▶ _Data items_
## start
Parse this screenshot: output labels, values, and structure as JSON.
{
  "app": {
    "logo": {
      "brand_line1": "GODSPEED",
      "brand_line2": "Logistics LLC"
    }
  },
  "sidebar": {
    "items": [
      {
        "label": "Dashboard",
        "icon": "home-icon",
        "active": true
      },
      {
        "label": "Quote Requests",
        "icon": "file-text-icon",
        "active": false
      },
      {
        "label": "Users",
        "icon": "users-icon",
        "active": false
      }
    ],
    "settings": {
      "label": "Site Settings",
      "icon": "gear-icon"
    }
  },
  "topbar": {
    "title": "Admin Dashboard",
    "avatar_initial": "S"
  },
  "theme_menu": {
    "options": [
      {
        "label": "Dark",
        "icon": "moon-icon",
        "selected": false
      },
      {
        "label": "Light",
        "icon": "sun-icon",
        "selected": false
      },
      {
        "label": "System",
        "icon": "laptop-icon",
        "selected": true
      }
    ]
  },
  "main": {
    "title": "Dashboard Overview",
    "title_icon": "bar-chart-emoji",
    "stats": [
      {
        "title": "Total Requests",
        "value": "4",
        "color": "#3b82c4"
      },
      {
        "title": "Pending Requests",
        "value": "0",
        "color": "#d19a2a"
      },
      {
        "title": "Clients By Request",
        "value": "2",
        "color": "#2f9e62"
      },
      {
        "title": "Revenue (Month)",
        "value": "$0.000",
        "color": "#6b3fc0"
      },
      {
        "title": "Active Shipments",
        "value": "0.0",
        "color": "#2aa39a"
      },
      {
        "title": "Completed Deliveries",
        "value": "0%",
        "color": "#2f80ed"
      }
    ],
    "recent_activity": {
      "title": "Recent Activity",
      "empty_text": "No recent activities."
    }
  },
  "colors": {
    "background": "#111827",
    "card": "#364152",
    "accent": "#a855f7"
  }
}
## end
▶ _TASK TO COMPLETE_
Each line of the material should be duplicated exactly, please.

▶ _THE OUTPUT_
Parse this screenshot: output labels, values, and structure as JSON.
{
  "app": {
    "logo": {
      "brand_line1": "GODSPEED",
      "brand_line2": "Logistics LLC"
    }
  },
  "sidebar": {
    "items": [
      {
        "label": "Dashboard",
        "icon": "home-icon",
        "active": true
      },
      {
        "label": "Quote Requests",
        "icon": "file-text-icon",
        "active": false
      },
      {
        "label": "Users",
        "icon": "users-icon",
        "active": false
      }
    ],
    "settings": {
      "label": "Site Settings",
      "icon": "gear-icon"
    }
  },
  "topbar": {
    "title": "Admin Dashboard",
    "avatar_initial": "S"
  },
  "theme_menu": {
    "options": [
      {
        "label": "Dark",
        "icon": "moon-icon",
        "selected": false
      },
      {
        "label": "Light",
        "icon": "sun-icon",
        "selected": false
      },
      {
        "label": "System",
        "icon": "laptop-icon",
        "selected": true
      }
    ]
  },
  "main": {
    "title": "Dashboard Overview",
    "title_icon": "bar-chart-emoji",
    "stats": [
      {
        "title": "Total Requests",
        "value": "4",
        "color": "#3b82c4"
      },
      {
        "title": "Pending Requests",
        "value": "0",
        "color": "#d19a2a"
      },
      {
        "title": "Clients By Request",
        "value": "2",
        "color": "#2f9e62"
      },
      {
        "title": "Revenue (Month)",
        "value": "$0.000",
        "color": "#6b3fc0"
      },
      {
        "title": "Active Shipments",
        "value": "0.0",
        "color": "#2aa39a"
      },
      {
        "title": "Completed Deliveries",
        "value": "0%",
        "color": "#2f80ed"
      }
    ],
    "recent_activity": {
      "title": "Recent Activity",
      "empty_text": "No recent activities."
    }
  },
  "colors": {
    "background": "#111827",
    "card": "#364152",
    "accent": "#a855f7"
  }
}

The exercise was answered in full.